• **WORK TO BE COMPLETED**
Answer with one number: how many lines hold "outline".

====================

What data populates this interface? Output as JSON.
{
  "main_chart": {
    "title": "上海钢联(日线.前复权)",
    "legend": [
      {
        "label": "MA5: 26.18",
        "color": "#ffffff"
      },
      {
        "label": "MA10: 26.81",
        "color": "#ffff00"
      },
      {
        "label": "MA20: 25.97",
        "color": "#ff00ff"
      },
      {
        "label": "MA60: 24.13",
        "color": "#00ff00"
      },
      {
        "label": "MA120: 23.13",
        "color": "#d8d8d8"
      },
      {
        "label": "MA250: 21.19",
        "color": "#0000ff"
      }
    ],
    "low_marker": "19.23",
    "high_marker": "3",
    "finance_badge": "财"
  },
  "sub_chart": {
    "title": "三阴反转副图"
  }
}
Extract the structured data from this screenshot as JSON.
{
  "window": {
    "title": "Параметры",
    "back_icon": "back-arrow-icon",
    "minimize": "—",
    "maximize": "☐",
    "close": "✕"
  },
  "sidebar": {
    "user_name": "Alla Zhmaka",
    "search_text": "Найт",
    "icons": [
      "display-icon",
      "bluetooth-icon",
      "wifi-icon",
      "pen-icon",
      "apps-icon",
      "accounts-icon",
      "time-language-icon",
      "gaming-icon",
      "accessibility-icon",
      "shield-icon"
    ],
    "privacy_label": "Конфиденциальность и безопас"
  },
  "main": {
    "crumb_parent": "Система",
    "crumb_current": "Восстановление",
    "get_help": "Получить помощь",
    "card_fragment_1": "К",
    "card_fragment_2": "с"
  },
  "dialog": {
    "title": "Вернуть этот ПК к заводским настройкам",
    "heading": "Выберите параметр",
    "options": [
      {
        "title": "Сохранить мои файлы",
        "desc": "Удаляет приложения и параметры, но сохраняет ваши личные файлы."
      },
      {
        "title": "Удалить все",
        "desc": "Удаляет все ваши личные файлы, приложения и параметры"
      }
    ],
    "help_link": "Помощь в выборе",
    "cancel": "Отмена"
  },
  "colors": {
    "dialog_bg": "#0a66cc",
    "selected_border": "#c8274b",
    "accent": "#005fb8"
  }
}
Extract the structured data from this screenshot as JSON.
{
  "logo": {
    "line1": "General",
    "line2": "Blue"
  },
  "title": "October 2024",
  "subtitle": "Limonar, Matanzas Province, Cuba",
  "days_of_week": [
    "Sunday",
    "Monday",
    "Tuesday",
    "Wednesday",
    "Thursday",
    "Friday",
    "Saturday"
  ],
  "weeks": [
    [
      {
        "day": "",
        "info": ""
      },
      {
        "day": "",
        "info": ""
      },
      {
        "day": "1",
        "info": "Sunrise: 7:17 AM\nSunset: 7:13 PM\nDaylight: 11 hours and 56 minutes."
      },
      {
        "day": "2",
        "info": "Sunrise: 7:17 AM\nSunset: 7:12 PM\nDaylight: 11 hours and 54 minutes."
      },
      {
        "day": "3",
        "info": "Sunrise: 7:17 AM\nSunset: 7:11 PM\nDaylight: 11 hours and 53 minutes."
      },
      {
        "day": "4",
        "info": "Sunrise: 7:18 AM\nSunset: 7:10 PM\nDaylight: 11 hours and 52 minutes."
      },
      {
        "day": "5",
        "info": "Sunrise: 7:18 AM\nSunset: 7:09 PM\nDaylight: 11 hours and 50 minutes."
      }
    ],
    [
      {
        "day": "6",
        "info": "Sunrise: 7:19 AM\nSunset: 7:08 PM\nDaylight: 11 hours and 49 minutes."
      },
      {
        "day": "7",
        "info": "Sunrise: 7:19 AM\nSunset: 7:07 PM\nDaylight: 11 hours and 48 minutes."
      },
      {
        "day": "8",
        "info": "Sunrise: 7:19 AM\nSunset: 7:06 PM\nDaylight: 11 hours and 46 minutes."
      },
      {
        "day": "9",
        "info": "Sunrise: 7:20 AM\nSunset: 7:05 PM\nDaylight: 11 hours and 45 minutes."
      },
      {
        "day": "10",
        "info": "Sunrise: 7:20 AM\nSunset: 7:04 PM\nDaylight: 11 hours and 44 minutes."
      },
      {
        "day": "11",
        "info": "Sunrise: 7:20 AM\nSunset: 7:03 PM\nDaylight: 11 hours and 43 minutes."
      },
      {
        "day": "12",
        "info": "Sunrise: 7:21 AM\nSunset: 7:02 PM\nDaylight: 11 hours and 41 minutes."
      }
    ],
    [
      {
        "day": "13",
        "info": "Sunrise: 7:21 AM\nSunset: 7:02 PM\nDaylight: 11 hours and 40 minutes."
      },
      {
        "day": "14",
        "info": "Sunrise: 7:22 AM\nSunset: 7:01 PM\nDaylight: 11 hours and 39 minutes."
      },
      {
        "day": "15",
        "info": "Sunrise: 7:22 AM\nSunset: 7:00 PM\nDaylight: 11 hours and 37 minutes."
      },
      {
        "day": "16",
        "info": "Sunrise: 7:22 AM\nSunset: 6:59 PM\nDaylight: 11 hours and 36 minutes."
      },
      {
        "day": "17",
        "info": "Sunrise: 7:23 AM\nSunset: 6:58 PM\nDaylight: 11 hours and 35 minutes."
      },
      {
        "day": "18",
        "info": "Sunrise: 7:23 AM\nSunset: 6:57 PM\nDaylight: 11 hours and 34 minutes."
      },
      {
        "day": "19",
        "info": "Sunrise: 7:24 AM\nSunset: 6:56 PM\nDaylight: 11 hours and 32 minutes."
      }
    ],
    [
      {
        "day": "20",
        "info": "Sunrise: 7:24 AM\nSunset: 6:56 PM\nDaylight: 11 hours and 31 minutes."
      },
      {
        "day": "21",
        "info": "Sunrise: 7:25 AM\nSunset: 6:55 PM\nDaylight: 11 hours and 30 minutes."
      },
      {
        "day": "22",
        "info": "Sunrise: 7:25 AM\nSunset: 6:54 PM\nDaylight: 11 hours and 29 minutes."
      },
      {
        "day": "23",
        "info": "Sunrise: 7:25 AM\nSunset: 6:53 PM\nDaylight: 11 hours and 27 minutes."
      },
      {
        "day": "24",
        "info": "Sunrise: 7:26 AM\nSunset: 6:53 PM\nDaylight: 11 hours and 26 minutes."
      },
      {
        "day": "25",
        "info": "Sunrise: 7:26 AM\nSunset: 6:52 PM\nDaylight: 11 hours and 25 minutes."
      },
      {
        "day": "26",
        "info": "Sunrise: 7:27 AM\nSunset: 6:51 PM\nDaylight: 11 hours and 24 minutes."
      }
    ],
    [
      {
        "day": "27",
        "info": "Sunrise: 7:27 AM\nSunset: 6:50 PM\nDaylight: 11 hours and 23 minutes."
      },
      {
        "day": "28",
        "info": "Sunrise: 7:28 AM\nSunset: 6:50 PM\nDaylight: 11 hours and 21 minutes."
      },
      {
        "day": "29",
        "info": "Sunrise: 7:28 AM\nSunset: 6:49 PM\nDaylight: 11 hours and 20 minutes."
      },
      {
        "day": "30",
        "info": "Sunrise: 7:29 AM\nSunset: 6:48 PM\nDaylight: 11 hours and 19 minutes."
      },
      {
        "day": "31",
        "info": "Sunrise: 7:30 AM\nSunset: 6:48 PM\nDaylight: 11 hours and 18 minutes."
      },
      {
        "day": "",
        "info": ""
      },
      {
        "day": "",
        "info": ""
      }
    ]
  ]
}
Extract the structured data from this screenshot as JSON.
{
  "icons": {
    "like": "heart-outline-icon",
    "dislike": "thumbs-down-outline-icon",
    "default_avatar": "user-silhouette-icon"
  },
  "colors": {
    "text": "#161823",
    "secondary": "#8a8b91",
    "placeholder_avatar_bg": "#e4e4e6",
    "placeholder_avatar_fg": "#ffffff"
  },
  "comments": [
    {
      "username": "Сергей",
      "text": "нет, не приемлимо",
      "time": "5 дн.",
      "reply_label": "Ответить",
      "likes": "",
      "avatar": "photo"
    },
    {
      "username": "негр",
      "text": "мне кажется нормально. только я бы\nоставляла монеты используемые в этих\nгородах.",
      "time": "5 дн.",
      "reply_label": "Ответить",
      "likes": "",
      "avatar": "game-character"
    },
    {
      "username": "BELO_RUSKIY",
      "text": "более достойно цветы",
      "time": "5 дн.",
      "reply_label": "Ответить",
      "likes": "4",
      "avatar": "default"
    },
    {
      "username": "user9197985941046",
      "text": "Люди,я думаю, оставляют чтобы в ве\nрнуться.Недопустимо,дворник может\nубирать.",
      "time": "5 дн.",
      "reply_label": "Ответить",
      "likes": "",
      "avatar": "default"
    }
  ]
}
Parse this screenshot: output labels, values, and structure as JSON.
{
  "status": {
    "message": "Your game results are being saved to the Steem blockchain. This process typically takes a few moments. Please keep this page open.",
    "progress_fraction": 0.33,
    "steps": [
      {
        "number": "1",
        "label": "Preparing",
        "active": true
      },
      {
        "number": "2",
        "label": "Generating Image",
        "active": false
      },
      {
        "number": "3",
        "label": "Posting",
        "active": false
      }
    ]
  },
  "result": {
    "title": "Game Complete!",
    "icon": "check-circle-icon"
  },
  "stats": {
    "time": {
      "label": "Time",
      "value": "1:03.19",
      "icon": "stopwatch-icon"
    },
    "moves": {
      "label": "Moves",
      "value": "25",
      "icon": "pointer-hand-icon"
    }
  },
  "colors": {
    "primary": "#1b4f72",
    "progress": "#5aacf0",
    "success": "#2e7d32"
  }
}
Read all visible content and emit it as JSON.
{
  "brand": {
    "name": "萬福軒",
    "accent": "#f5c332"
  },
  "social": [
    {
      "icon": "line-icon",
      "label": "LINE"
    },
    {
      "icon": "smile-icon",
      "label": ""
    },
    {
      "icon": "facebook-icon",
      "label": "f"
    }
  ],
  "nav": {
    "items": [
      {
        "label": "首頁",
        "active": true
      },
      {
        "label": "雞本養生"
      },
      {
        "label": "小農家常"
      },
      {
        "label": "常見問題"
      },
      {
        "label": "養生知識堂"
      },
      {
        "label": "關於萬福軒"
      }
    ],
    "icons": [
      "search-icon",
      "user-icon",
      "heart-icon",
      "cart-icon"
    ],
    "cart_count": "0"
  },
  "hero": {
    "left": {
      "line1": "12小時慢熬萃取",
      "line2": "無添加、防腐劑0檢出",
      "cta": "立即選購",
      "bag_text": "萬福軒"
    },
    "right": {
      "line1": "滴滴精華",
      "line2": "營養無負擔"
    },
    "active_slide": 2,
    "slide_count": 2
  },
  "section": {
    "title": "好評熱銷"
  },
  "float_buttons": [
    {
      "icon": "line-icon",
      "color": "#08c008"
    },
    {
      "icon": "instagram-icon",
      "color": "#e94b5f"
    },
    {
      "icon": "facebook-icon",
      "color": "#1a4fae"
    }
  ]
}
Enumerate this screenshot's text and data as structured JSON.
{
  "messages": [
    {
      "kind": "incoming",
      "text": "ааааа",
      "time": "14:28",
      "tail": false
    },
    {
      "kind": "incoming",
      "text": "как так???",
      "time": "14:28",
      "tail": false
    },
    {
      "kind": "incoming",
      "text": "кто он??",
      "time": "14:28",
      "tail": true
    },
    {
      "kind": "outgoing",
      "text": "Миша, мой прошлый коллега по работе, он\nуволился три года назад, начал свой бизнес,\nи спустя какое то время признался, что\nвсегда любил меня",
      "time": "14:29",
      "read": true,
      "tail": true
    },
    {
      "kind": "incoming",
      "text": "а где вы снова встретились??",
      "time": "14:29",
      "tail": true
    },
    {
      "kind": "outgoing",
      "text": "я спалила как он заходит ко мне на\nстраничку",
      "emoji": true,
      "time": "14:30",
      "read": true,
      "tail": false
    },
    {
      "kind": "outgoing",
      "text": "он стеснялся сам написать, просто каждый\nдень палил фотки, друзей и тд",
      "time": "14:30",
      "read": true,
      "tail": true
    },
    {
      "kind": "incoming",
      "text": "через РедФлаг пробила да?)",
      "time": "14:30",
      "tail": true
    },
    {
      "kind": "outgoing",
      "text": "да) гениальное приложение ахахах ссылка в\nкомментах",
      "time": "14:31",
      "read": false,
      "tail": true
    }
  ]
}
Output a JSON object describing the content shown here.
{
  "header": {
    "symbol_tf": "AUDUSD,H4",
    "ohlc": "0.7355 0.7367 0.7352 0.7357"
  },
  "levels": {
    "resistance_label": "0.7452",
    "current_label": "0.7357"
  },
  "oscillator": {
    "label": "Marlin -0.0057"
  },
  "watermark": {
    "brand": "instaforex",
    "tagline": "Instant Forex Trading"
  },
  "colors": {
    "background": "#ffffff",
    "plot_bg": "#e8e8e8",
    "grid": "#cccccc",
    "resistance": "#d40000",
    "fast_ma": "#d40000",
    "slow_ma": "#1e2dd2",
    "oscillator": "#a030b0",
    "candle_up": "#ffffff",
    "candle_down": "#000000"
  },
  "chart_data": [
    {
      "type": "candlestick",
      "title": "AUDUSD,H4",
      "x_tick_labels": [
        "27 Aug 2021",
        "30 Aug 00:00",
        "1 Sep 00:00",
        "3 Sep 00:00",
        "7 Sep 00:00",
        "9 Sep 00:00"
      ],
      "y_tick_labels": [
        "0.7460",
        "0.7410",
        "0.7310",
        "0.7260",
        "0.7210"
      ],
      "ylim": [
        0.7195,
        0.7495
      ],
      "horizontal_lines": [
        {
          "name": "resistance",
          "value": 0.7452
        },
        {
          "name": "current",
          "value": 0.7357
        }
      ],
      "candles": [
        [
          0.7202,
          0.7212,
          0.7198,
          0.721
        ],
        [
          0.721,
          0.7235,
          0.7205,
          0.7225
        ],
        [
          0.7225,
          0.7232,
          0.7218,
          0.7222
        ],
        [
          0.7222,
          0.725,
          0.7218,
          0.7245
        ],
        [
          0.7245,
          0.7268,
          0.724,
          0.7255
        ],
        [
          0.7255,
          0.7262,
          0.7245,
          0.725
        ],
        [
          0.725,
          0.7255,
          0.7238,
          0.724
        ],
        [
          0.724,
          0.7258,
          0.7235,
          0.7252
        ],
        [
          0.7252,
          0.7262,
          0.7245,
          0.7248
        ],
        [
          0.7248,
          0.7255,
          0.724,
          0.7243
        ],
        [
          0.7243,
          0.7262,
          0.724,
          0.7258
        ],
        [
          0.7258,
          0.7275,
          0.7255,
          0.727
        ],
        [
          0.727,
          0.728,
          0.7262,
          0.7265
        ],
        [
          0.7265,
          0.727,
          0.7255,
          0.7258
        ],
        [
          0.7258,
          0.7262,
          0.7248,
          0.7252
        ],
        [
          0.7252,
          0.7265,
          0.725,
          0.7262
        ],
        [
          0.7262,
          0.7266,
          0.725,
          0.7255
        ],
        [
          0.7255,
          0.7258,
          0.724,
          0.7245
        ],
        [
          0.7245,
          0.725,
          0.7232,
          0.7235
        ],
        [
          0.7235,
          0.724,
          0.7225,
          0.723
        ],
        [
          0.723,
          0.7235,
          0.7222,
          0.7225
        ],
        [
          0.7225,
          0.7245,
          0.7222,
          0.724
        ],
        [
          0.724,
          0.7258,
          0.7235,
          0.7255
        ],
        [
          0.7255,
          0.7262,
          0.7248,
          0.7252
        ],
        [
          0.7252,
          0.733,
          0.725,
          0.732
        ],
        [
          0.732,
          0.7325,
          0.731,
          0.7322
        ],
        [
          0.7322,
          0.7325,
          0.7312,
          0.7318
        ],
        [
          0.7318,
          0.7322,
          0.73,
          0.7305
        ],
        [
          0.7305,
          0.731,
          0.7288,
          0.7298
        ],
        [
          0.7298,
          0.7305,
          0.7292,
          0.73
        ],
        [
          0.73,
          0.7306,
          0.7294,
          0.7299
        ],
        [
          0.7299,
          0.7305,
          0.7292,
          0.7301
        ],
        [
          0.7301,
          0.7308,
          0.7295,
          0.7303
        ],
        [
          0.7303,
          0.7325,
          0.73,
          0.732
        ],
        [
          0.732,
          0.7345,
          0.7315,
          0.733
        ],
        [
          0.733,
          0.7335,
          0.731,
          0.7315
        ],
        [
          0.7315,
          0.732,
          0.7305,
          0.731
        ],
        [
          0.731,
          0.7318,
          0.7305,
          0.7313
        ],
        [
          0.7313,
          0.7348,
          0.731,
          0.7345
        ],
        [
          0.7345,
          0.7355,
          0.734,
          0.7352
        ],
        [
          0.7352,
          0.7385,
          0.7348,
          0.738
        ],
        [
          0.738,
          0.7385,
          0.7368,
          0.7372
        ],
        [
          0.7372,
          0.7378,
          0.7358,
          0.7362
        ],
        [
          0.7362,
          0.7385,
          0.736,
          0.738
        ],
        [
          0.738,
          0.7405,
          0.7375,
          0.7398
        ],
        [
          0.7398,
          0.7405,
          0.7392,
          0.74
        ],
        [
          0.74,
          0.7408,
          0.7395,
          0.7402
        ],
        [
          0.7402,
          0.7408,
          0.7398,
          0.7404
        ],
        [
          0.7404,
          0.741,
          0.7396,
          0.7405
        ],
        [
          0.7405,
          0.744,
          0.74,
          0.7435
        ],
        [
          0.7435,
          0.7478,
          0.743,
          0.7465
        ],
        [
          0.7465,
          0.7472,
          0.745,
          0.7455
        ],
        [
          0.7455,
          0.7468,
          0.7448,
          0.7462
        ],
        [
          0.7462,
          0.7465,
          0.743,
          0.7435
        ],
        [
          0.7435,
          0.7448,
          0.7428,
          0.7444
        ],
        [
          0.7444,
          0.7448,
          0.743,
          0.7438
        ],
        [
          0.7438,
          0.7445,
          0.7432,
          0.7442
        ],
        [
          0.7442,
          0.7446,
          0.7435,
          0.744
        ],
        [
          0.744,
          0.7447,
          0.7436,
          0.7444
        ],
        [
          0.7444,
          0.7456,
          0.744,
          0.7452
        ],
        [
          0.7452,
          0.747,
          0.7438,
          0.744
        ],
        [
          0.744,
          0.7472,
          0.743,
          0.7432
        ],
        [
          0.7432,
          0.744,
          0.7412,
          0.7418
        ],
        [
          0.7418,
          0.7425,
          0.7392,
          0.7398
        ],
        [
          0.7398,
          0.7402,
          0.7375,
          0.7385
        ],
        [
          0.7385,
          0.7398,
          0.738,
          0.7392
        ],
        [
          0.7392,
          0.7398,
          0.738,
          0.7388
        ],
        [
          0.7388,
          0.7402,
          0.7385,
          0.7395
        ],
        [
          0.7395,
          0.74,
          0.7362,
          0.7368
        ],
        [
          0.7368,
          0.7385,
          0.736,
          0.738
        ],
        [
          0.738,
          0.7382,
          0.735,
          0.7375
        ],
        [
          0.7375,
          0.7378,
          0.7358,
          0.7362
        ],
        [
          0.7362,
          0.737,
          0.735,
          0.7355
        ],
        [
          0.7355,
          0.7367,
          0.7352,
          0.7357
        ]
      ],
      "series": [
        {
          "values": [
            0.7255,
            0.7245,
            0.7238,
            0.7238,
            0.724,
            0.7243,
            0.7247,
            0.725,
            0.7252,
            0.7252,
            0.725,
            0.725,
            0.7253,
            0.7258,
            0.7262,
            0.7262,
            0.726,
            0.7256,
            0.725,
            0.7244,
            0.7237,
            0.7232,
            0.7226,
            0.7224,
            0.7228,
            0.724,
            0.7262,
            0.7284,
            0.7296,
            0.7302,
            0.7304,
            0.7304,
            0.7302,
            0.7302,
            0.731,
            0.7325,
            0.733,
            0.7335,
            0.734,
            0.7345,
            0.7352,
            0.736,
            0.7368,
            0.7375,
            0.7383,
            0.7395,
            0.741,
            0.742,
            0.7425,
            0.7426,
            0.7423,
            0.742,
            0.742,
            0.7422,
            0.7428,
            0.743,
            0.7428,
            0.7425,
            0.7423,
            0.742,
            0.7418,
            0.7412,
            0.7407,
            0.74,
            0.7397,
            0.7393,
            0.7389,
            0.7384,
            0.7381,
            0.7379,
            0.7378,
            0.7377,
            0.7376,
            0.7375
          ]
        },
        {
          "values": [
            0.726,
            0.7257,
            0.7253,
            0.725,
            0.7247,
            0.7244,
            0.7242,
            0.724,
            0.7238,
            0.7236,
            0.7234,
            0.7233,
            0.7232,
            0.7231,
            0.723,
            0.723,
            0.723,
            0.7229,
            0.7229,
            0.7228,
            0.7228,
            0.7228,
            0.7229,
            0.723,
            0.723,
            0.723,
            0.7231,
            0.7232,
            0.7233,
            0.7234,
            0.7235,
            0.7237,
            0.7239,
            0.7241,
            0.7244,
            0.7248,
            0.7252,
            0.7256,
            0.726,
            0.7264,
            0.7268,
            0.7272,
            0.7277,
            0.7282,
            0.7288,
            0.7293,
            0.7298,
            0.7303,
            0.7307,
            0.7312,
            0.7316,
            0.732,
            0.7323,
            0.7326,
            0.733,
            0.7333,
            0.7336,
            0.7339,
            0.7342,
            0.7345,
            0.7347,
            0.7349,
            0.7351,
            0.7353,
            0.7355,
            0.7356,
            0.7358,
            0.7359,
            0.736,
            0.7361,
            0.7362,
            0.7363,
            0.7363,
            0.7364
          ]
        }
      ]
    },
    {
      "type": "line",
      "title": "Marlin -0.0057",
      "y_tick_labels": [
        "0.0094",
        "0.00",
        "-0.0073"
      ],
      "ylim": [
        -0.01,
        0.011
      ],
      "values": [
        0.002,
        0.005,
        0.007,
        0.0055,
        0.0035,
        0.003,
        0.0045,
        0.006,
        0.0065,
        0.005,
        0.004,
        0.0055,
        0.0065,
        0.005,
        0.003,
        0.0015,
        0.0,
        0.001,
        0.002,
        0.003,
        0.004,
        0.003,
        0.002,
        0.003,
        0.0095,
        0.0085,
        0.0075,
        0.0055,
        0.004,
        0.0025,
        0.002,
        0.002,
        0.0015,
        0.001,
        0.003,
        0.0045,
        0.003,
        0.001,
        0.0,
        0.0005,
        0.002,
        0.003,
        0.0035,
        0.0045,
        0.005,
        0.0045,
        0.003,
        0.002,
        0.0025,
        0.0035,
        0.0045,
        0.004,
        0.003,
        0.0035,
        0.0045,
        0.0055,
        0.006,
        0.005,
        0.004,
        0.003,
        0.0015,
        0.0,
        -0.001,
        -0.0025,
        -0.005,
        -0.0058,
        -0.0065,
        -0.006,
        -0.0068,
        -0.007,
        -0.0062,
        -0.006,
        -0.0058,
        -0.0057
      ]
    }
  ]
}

====================

• **EXERCISE ANSWER**
2